[Spatial layout records]
** BEGIN **

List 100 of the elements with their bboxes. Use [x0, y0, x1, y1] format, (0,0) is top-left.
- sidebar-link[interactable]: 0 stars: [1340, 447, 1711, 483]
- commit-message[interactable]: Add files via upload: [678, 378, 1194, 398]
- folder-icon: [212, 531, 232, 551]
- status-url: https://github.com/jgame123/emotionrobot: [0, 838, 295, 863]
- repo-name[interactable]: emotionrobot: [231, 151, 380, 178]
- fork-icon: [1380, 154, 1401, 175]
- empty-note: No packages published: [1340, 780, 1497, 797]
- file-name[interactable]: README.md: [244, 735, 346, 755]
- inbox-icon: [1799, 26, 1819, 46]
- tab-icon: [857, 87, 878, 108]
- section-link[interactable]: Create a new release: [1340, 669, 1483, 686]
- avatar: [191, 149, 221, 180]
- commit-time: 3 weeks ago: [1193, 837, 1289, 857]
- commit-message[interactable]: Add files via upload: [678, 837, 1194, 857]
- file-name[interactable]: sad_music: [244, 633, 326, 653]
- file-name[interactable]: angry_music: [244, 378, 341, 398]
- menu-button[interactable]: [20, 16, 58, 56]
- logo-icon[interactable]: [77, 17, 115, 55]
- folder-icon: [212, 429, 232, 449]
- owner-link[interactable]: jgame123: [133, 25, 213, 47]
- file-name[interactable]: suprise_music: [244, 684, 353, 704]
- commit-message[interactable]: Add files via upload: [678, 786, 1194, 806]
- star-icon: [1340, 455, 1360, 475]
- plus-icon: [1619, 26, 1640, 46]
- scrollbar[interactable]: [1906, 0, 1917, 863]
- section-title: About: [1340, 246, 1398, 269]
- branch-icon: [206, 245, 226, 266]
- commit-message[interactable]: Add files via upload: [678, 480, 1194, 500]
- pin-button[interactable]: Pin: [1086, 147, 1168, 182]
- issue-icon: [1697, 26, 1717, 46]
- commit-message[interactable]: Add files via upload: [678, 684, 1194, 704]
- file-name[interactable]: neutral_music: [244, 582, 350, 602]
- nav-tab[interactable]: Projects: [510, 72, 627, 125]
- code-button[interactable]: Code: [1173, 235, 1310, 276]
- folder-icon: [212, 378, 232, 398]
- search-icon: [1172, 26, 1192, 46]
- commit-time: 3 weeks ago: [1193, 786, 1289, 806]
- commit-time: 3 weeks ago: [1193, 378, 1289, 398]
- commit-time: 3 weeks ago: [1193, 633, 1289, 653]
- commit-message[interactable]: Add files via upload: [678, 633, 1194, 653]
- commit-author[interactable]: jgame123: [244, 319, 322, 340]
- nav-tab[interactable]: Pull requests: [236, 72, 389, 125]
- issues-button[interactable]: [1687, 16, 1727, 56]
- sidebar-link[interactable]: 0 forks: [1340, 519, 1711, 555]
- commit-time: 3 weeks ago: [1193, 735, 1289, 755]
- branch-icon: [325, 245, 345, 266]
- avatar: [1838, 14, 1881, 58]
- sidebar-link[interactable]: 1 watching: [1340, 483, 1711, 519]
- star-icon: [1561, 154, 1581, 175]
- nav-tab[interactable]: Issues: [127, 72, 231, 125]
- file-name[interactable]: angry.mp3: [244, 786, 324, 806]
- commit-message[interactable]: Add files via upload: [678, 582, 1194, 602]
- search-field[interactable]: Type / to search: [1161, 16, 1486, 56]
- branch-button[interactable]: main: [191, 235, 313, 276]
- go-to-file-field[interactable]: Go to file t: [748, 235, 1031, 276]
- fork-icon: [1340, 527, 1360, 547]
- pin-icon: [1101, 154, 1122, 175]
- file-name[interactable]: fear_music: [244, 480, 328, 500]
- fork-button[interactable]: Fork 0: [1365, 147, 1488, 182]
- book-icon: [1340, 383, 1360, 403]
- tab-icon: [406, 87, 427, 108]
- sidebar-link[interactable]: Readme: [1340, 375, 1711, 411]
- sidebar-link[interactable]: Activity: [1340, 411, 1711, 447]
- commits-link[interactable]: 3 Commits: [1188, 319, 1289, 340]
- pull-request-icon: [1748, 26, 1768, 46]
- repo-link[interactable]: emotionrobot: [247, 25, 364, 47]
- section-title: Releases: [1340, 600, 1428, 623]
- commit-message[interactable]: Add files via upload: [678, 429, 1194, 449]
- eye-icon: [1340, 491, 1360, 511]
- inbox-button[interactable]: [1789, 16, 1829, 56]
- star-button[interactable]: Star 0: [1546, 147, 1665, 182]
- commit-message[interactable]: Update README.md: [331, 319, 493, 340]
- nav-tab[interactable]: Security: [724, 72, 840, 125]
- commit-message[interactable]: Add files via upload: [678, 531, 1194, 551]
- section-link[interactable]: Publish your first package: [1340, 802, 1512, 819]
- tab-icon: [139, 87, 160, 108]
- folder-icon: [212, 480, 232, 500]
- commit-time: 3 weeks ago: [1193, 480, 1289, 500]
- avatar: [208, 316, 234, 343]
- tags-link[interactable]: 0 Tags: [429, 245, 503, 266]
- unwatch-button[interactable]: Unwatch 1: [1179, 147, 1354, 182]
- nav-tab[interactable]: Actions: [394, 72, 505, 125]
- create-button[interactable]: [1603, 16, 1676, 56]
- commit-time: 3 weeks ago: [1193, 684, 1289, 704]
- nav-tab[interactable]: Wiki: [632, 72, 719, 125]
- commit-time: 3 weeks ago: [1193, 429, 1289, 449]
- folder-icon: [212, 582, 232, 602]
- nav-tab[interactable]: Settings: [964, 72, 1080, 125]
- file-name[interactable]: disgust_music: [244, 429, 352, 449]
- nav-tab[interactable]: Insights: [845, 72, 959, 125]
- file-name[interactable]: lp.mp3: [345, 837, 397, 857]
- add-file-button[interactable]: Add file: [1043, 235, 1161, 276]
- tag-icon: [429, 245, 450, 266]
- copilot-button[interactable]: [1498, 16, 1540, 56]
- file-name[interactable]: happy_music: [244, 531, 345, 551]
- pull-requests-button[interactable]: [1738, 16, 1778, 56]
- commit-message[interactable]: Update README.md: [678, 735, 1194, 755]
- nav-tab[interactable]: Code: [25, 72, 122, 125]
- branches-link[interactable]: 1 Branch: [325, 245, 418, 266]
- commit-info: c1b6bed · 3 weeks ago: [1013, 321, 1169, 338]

** END **

--- Task statement ---
Return every line of the records above without changing anything.

--- Written solution ---
List 100 of the elements with their bboxes. Use [x0, y0, x1, y1] format, (0,0) is top-left.
- sidebar-link[interactable]: 0 stars: [1340, 447, 1711, 483]
- commit-message[interactable]: Add files via upload: [678, 378, 1194, 398]
- folder-icon: [212, 531, 232, 551]
- status-url: https://github.com/jgame123/emotionrobot: [0, 838, 295, 863]
- repo-name[interactable]: emotionrobot: [231, 151, 380, 178]
- fork-icon: [1380, 154, 1401, 175]
- empty-note: No packages published: [1340, 780, 1497, 797]
- file-name[interactable]: README.md: [244, 735, 346, 755]
- inbox-icon: [1799, 26, 1819, 46]
- tab-icon: [857, 87, 878, 108]
- section-link[interactable]: Create a new release: [1340, 669, 1483, 686]
- avatar: [191, 149, 221, 180]
- commit-time: 3 weeks ago: [1193, 837, 1289, 857]
- commit-message[interactable]: Add files via upload: [678, 837, 1194, 857]
- file-name[interactable]: sad_music: [244, 633, 326, 653]
- file-name[interactable]: angry_music: [244, 378, 341, 398]
- menu-button[interactable]: [20, 16, 58, 56]
- logo-icon[interactable]: [77, 17, 115, 55]
- folder-icon: [212, 429, 232, 449]
- owner-link[interactable]: jgame123: [133, 25, 213, 47]
- file-name[interactable]: suprise_music: [244, 684, 353, 704]
- commit-message[interactable]: Add files via upload: [678, 786, 1194, 806]
- star-icon: [1340, 455, 1360, 475]
- plus-icon: [1619, 26, 1640, 46]
- scrollbar[interactable]: [1906, 0, 1917, 863]
- section-title: About: [1340, 246, 1398, 269]
- branch-icon: [206, 245, 226, 266]
- commit-message[interactable]: Add files via upload: [678, 480, 1194, 500]
- pin-button[interactable]: Pin: [1086, 147, 1168, 182]
- issue-icon: [1697, 26, 1717, 46]
- commit-message[interactable]: Add files via upload: [678, 684, 1194, 704]
- file-name[interactable]: neutral_music: [244, 582, 350, 602]
- nav-tab[interactable]: Projects: [510, 72, 627, 125]
- code-button[interactable]: Code: [1173, 235, 1310, 276]
- folder-icon: [212, 378, 232, 398]
- search-icon: [1172, 26, 1192, 46]
- commit-time: 3 weeks ago: [1193, 786, 1289, 806]
- commit-time: 3 weeks ago: [1193, 378, 1289, 398]
- commit-time: 3 weeks ago: [1193, 633, 1289, 653]
- commit-message[interactable]: Add files via upload: [678, 633, 1194, 653]
- commit-author[interactable]: jgame123: [244, 319, 322, 340]
- nav-tab[interactable]: Pull requests: [236, 72, 389, 125]
- issues-button[interactable]: [1687, 16, 1727, 56]
- sidebar-link[interactable]: 0 forks: [1340, 519, 1711, 555]
- commit-time: 3 weeks ago: [1193, 735, 1289, 755]
- branch-icon: [325, 245, 345, 266]
- avatar: [1838, 14, 1881, 58]
- sidebar-link[interactable]: 1 watching: [1340, 483, 1711, 519]
- star-icon: [1561, 154, 1581, 175]
- nav-tab[interactable]: Issues: [127, 72, 231, 125]
- file-name[interactable]: angry.mp3: [244, 786, 324, 806]
- commit-message[interactable]: Add files via upload: [678, 582, 1194, 602]
- search-field[interactable]: Type / to search: [1161, 16, 1486, 56]
- branch-button[interactable]: main: [191, 235, 313, 276]
- go-to-file-field[interactable]: Go to file t: [748, 235, 1031, 276]
- fork-icon: [1340, 527, 1360, 547]
- pin-icon: [1101, 154, 1122, 175]
- file-name[interactable]: fear_music: [244, 480, 328, 500]
- fork-button[interactable]: Fork 0: [1365, 147, 1488, 182]
- book-icon: [1340, 383, 1360, 403]
- tab-icon: [406, 87, 427, 108]
- sidebar-link[interactable]: Readme: [1340, 375, 1711, 411]
- sidebar-link[interactable]: Activity: [1340, 411, 1711, 447]
- commits-link[interactable]: 3 Commits: [1188, 319, 1289, 340]
- pull-request-icon: [1748, 26, 1768, 46]
- repo-link[interactable]: emotionrobot: [247, 25, 364, 47]
- section-title: Releases: [1340, 600, 1428, 623]
- commit-message[interactable]: Add files via upload: [678, 429, 1194, 449]
- eye-icon: [1340, 491, 1360, 511]
- inbox-button[interactable]: [1789, 16, 1829, 56]
- star-button[interactable]: Star 0: [1546, 147, 1665, 182]
- commit-message[interactable]: Update README.md: [331, 319, 493, 340]
- nav-tab[interactable]: Security: [724, 72, 840, 125]
- commit-message[interactable]: Add files via upload: [678, 531, 1194, 551]
- section-link[interactable]: Publish your first package: [1340, 802, 1512, 819]
- tab-icon: [139, 87, 160, 108]
- folder-icon: [212, 480, 232, 500]
- commit-time: 3 weeks ago: [1193, 480, 1289, 500]
- avatar: [208, 316, 234, 343]
- tags-link[interactable]: 0 Tags: [429, 245, 503, 266]
- unwatch-button[interactable]: Unwatch 1: [1179, 147, 1354, 182]
- nav-tab[interactable]: Actions: [394, 72, 505, 125]
- create-button[interactable]: [1603, 16, 1676, 56]
- commit-time: 3 weeks ago: [1193, 684, 1289, 704]
- nav-tab[interactable]: Wiki: [632, 72, 719, 125]
- commit-time: 3 weeks ago: [1193, 429, 1289, 449]
- folder-icon: [212, 582, 232, 602]
- nav-tab[interactable]: Settings: [964, 72, 1080, 125]
- file-name[interactable]: disgust_music: [244, 429, 352, 449]
- nav-tab[interactable]: Insights: [845, 72, 959, 125]
- file-name[interactable]: lp.mp3: [345, 837, 397, 857]
- add-file-button[interactable]: Add file: [1043, 235, 1161, 276]
- tag-icon: [429, 245, 450, 266]
- copilot-button[interactable]: [1498, 16, 1540, 56]
- file-name[interactable]: happy_music: [244, 531, 345, 551]
- pull-requests-button[interactable]: [1738, 16, 1778, 56]
- commit-message[interactable]: Update README.md: [678, 735, 1194, 755]
- nav-tab[interactable]: Code: [25, 72, 122, 125]
- branches-link[interactable]: 1 Branch: [325, 245, 418, 266]
- commit-info: c1b6bed · 3 weeks ago: [1013, 321, 1169, 338]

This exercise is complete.